Records from a collection:
────────────────────────────────────────

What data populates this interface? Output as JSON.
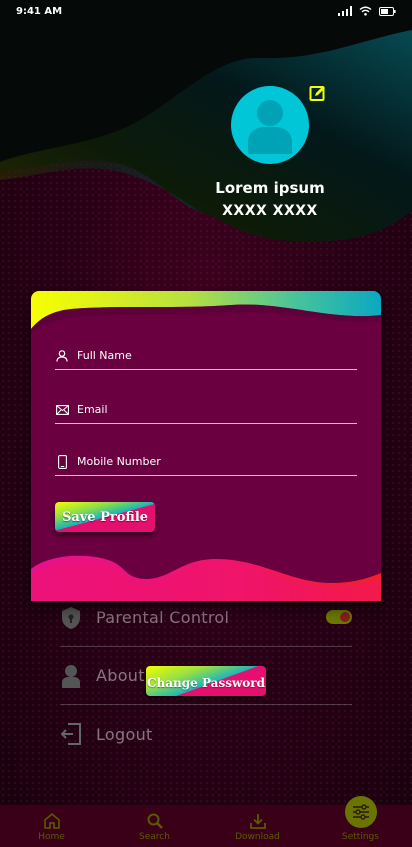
{
  "status_bar": {
    "time": "9:41 AM"
  },
  "profile": {
    "name": "Lorem ipsum",
    "id": "XXXX XXXX"
  },
  "form": {
    "full_name_placeholder": "Full Name",
    "email_placeholder": "Email",
    "mobile_placeholder": "Mobile Number",
    "save_label": "Save Profile"
  },
  "menu": {
    "parental_control": "Parental Control",
    "parental_control_enabled": true,
    "about": "About",
    "logout": "Logout",
    "change_password_label": "Change Password"
  },
  "nav": {
    "home": "Home",
    "search": "Search",
    "download": "Download",
    "settings": "Settings",
    "active": "Settings"
  },
  "colors": {
    "avatar": "#00c6d8",
    "card": "#6a0040",
    "accent_yellow": "#f2ff00",
    "accent_teal": "#16b4bc",
    "accent_pink": "#e40f6e"
  }
}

────────────────────────────────────────

(What you should do) Return all of the entries word for word, but omit the pictures.

(Complete response)
What data populates this interface? Output as JSON.
{
  "status_bar": {
    "time": "9:41 AM"
  },
  "profile": {
    "name": "Lorem ipsum",
    "id": "XXXX XXXX"
  },
  "form": {
    "full_name_placeholder": "Full Name",
    "email_placeholder": "Email",
    "mobile_placeholder": "Mobile Number",
    "save_label": "Save Profile"
  },
  "menu": {
    "parental_control": "Parental Control",
    "parental_control_enabled": true,
    "about": "About",
    "logout": "Logout",
    "change_password_label": "Change Password"
  },
  "nav": {
    "home": "Home",
    "search": "Search",
    "download": "Download",
    "settings": "Settings",
    "active": "Settings"
  },
  "colors": {
    "avatar": "#00c6d8",
    "card": "#6a0040",
    "accent_yellow": "#f2ff00",
    "accent_teal": "#16b4bc",
    "accent_pink": "#e40f6e"
  }
}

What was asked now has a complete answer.